GOAL
Gather all lines with the word "icon" in them.

TASK DATA
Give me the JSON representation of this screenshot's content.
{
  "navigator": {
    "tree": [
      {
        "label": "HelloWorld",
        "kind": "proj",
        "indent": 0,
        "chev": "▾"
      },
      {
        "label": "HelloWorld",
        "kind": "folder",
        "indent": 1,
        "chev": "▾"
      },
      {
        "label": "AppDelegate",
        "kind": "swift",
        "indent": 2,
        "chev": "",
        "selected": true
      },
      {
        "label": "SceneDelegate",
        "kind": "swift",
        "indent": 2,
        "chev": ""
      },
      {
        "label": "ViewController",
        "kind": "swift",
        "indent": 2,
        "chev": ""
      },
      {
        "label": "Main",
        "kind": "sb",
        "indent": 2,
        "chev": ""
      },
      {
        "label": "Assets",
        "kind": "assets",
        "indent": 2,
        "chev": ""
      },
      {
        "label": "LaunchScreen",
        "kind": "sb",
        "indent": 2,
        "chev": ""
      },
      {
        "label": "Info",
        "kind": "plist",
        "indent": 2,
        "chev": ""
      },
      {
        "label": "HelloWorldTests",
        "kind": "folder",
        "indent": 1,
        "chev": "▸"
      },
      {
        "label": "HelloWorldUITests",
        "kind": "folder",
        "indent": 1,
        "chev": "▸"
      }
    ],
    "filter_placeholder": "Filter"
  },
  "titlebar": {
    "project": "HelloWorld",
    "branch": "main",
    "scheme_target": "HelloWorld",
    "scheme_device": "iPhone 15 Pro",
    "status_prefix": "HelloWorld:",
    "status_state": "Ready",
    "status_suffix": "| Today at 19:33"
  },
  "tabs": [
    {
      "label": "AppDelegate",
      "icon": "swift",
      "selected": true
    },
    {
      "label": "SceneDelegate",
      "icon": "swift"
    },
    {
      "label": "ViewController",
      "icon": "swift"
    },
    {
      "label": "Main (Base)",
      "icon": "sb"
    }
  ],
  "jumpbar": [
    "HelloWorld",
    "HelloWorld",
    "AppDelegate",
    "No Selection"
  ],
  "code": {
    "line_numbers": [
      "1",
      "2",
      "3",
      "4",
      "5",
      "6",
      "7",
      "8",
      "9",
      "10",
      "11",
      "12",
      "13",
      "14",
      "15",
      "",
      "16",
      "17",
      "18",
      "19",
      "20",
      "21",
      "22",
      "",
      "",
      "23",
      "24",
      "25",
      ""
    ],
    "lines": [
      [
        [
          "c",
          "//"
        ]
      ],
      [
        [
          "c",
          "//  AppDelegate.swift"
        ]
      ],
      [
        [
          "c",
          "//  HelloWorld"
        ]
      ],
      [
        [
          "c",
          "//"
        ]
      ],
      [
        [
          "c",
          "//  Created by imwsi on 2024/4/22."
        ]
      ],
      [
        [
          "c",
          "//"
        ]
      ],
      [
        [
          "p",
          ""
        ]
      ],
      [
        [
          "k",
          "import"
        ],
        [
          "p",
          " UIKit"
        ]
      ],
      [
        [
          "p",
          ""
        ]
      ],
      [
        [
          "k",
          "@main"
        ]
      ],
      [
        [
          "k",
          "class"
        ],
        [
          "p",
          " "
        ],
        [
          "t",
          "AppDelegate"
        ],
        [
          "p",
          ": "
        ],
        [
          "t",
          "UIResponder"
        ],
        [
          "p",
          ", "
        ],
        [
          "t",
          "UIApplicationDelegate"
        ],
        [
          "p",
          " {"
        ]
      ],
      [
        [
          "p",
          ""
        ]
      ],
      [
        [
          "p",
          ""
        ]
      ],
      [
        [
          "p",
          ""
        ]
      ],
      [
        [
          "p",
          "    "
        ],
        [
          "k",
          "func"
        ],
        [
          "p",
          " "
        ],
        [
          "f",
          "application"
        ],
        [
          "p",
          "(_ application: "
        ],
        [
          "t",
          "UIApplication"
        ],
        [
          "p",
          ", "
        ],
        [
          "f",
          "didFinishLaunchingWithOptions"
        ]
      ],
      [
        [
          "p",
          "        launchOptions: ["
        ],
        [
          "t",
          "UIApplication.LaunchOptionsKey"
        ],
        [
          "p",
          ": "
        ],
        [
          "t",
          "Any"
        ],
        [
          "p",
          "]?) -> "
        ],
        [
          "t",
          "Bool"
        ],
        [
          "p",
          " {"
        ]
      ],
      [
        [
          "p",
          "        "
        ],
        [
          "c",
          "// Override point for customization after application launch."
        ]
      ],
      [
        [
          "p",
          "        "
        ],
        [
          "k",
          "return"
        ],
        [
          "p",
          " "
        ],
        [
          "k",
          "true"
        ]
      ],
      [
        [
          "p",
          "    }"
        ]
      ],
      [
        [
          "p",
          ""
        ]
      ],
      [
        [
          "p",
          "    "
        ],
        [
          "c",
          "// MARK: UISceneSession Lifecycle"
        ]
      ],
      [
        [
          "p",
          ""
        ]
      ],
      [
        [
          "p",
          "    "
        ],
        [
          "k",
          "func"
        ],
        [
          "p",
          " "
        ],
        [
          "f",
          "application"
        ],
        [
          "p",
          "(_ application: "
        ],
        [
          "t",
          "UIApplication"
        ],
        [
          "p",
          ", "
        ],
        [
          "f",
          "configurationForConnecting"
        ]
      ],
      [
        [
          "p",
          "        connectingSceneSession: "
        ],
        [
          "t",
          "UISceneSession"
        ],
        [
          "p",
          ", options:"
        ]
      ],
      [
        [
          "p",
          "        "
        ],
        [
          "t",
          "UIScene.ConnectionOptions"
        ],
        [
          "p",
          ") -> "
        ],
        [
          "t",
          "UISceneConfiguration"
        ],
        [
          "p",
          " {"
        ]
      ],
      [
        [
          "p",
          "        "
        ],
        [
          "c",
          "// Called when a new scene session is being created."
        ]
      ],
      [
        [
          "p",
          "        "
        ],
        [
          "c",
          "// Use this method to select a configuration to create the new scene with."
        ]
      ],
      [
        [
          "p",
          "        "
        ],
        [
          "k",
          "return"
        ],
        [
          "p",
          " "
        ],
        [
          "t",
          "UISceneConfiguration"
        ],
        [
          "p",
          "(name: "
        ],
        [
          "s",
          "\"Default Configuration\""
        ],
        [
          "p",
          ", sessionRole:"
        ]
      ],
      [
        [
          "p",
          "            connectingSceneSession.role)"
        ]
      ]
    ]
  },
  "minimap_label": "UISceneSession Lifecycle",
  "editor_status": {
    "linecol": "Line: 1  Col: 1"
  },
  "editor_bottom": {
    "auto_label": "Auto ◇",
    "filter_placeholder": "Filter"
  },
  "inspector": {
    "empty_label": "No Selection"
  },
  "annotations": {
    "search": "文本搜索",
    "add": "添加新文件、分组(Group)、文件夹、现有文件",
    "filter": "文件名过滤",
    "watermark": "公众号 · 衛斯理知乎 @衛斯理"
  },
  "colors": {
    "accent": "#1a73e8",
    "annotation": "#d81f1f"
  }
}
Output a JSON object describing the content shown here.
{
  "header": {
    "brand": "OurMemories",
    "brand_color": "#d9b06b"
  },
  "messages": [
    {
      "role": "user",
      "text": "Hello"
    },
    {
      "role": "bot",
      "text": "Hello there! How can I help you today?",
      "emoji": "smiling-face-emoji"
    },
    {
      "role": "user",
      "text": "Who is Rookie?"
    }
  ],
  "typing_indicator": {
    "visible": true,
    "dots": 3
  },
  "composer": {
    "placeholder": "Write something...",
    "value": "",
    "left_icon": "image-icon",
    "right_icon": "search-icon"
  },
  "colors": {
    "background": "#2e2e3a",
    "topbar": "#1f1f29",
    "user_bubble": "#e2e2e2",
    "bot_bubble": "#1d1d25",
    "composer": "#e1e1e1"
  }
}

THE ANSWER
      "icon": "swift",
      "icon": "swift"
      "icon": "swift"
      "icon": "sb"
    "left_icon": "image-icon",
    "right_icon": "search-icon"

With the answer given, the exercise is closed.